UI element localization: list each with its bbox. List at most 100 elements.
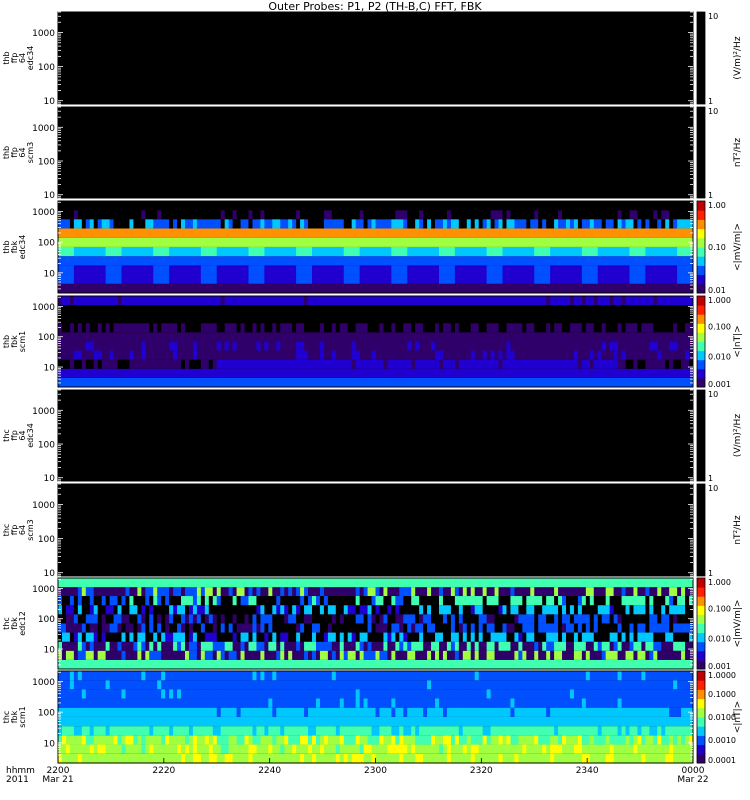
spectrogram-cell	[276, 614, 281, 624]
spectrogram-cell	[351, 659, 357, 669]
spectrogram-cell	[367, 350, 373, 360]
spectrogram-cell	[196, 650, 202, 660]
spectrogram-cell	[323, 650, 329, 660]
spectrogram-cell	[113, 614, 119, 624]
spectrogram-cell	[89, 641, 95, 651]
spectrogram-cell	[319, 359, 325, 369]
spectrogram-cell	[657, 332, 662, 342]
spectrogram-cell	[149, 305, 154, 315]
spectrogram-cell	[502, 228, 507, 238]
spectrogram-cell	[677, 274, 682, 284]
spectrogram-cell	[177, 246, 182, 257]
spectrogram-cell	[367, 623, 373, 633]
spectrogram-cell	[669, 274, 674, 284]
spectrogram-cell	[482, 614, 488, 624]
spectrogram-cell	[466, 246, 472, 257]
spectrogram-cell	[137, 368, 142, 378]
spectrogram-cell	[105, 605, 111, 615]
spectrogram-cell	[161, 605, 166, 615]
spectrogram-cell	[188, 210, 194, 220]
spectrogram-cell	[442, 659, 448, 669]
spectrogram-cell	[617, 377, 623, 387]
spectrogram-cell	[371, 341, 376, 351]
spectrogram-cell	[69, 659, 75, 669]
spectrogram-cell	[240, 596, 246, 606]
spectrogram-cell	[244, 578, 249, 588]
spectrogram-cell	[577, 314, 583, 324]
spectrogram-cell	[534, 283, 539, 293]
spectrogram-cell	[427, 650, 432, 660]
spectrogram-cell	[153, 650, 158, 660]
spectrogram-cell	[173, 323, 178, 333]
spectrogram-cell	[450, 377, 456, 387]
spectrogram-cell	[371, 210, 376, 220]
spectrogram-cell	[264, 350, 269, 360]
spectrogram-cell	[482, 219, 488, 229]
spectrogram-cell	[117, 641, 122, 651]
spectrogram-cell	[276, 587, 281, 597]
spectrogram-cell	[125, 596, 130, 606]
spectrogram-cell	[367, 332, 373, 342]
spectrogram-cell	[566, 256, 571, 266]
spectrogram-cell	[562, 578, 567, 588]
spectrogram-cell	[526, 641, 531, 651]
spectrogram-cell	[466, 314, 472, 324]
spectrogram-cell	[359, 256, 365, 266]
spectrogram-cell	[276, 246, 281, 257]
spectrogram-cell	[510, 359, 515, 369]
spectrogram-cell	[153, 623, 158, 633]
spectrogram-cell	[470, 377, 476, 387]
spectrogram-cell	[89, 314, 95, 324]
spectrogram-cell	[280, 228, 285, 238]
spectrogram-cell	[494, 650, 500, 660]
spectrogram-cell	[450, 314, 456, 324]
spectrogram-cell	[204, 650, 210, 660]
spectrogram-cell	[315, 359, 321, 369]
spectrogram-cell	[331, 332, 337, 342]
spectrogram-cell	[335, 359, 341, 369]
spectrogram-cell	[97, 623, 103, 633]
spectrogram-cell	[161, 283, 166, 293]
spectrogram-cell	[236, 623, 242, 633]
spectrogram-cell	[240, 368, 246, 378]
spectrogram-cell	[109, 332, 115, 342]
spectrogram-cell	[435, 650, 440, 660]
spectrogram-cell	[224, 359, 230, 369]
spectrogram-cell	[69, 296, 75, 306]
spectrogram-cell	[137, 641, 142, 651]
spectrogram-cell	[589, 377, 595, 387]
spectrogram-cell	[323, 623, 329, 633]
spectrogram-cell	[196, 323, 202, 333]
spectrogram-cell	[296, 641, 301, 651]
spectrogram-cell	[89, 587, 95, 597]
spectrogram-cell	[633, 274, 638, 284]
spectrogram-cell	[185, 659, 190, 669]
spectrogram-cell	[101, 641, 107, 651]
spectrogram-cell	[419, 219, 424, 229]
spectrogram-cell	[403, 210, 408, 220]
spectrogram-cell	[81, 359, 87, 369]
spectrogram-cell	[601, 237, 607, 247]
spectrogram-cell	[347, 659, 353, 669]
spectrogram-cell	[224, 641, 230, 651]
spectrogram-cell	[613, 377, 619, 387]
spectrogram-cell	[351, 578, 357, 588]
spectrogram-cell	[661, 368, 666, 378]
spectrogram-cell	[681, 201, 686, 211]
spectrogram-cell	[331, 650, 337, 660]
spectrogram-cell	[133, 368, 138, 378]
spectrogram-cell	[391, 332, 396, 342]
spectrogram-cell	[288, 377, 293, 387]
spectrogram-cell	[657, 359, 662, 369]
spectrogram-cell	[331, 283, 337, 293]
spectrogram-cell	[196, 219, 202, 229]
spectrogram-cell	[530, 265, 535, 275]
spectrogram-cell	[427, 314, 432, 324]
spectrogram-cell	[458, 332, 464, 342]
spectrogram-cell	[546, 341, 551, 351]
spectrogram-cell	[212, 332, 218, 342]
spectrogram-cell	[534, 350, 539, 360]
spectrogram-cell	[169, 296, 174, 306]
spectrogram-cell	[435, 641, 440, 651]
spectrogram-cell	[200, 350, 206, 360]
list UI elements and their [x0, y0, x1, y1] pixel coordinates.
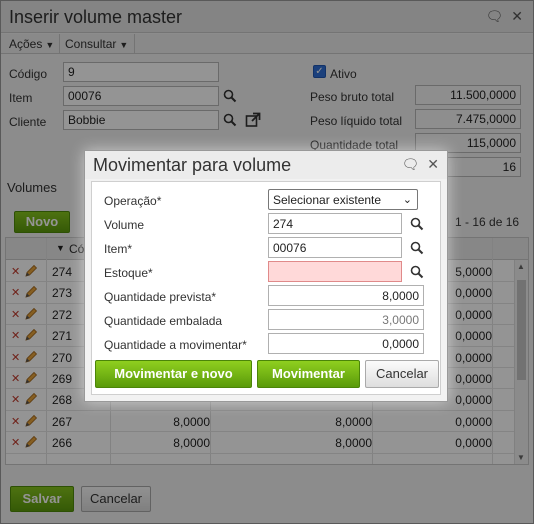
qtd-embalada-label: Quantidade embalada [104, 314, 223, 328]
movimentar-e-novo-button[interactable]: Movimentar e novo [95, 360, 252, 388]
modal-titlebar: Movimentar para volume 🗨 ✕ [85, 151, 447, 179]
estoque-label: Estoque* [104, 266, 153, 280]
modal-body: Operação* Selecionar existente ⌄ Volume … [91, 181, 441, 395]
qtd-prevista-label: Quantidade prevista* [104, 290, 217, 304]
chat-bubble-icon[interactable]: 🗨 [401, 156, 419, 172]
modal-title-icons: 🗨 ✕ [393, 156, 439, 173]
item-field[interactable]: 00076 [268, 237, 402, 258]
movimentar-button[interactable]: Movimentar [257, 360, 360, 388]
volume-field[interactable]: 274 [268, 213, 402, 234]
cancelar-modal-button[interactable]: Cancelar [365, 360, 439, 388]
operacao-select[interactable]: Selecionar existente ⌄ [268, 189, 418, 210]
magnifier-icon[interactable] [410, 217, 424, 231]
operacao-select-value: Selecionar existente [273, 193, 382, 207]
qtd-prevista-field[interactable]: 8,0000 [268, 285, 424, 306]
close-icon[interactable]: ✕ [427, 156, 439, 172]
movimentar-modal: Movimentar para volume 🗨 ✕ Operação* Sele… [84, 150, 448, 402]
item-label: Item* [104, 242, 133, 256]
volume-label: Volume [104, 218, 145, 232]
qtd-embalada-field: 3,0000 [268, 309, 424, 330]
magnifier-icon[interactable] [410, 265, 424, 279]
magnifier-icon[interactable] [410, 241, 424, 255]
qtd-movimentar-field[interactable]: 0,0000 [268, 333, 424, 354]
qtd-movimentar-label: Quantidade a movimentar* [104, 338, 247, 352]
modal-title: Movimentar para volume [93, 155, 292, 175]
estoque-field[interactable] [268, 261, 402, 282]
chevron-down-icon: ⌄ [402, 194, 412, 206]
operacao-label: Operação* [104, 194, 162, 208]
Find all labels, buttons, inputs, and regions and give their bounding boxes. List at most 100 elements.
..............................
List each line from the items above that contains the string "existente".

## SOLUTION FOR THIS EXERCISE
modal-body: Operação* Selecionar existente ⌄ Volume … [91, 181, 441, 395]
operacao-select[interactable]: Selecionar existente ⌄ [268, 189, 418, 210]
operacao-select-value: Selecionar existente [273, 193, 382, 207]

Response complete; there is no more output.